Repeat the entries below exactly as they appear, with no pictures.
Begin Given entries
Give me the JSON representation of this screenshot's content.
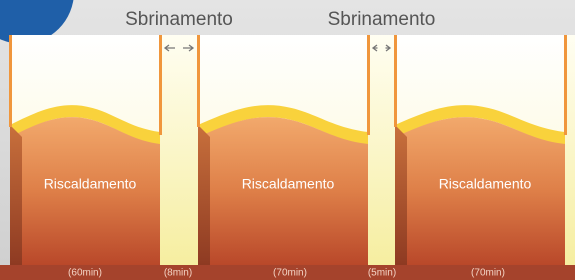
{
  "defrost_labels": [
    "Sbrinamento",
    "Sbrinamento"
  ],
  "heating_labels": [
    "Riscaldamento",
    "Riscaldamento",
    "Riscaldamento"
  ],
  "durations": [
    "(60min)",
    "(8min)",
    "(70min)",
    "(5min)",
    "(70min)"
  ]
}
End Given entries
**Solution**:
Give me the JSON representation of this screenshot's content.
{
  "defrost_labels": [
    "Sbrinamento",
    "Sbrinamento"
  ],
  "heating_labels": [
    "Riscaldamento",
    "Riscaldamento",
    "Riscaldamento"
  ],
  "durations": [
    "(60min)",
    "(8min)",
    "(70min)",
    "(5min)",
    "(70min)"
  ]
}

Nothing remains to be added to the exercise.